▸ Task
Copy out each line that mentions the word "selected".

---

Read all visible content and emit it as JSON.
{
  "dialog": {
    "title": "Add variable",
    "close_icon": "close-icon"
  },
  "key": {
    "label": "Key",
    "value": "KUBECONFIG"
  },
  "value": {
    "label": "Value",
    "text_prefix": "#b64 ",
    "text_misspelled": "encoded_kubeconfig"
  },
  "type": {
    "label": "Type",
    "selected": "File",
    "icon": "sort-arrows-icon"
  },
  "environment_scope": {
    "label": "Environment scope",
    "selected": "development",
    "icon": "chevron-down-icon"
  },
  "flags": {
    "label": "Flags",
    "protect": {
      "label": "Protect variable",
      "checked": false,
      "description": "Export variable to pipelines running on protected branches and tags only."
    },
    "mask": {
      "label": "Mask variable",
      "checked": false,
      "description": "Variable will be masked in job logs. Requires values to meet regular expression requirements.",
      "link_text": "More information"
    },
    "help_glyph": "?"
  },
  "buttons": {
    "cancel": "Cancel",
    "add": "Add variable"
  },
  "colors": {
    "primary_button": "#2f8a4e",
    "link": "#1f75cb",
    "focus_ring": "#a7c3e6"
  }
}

---

▸ The result
    "selected": "File",
    "selected": "development",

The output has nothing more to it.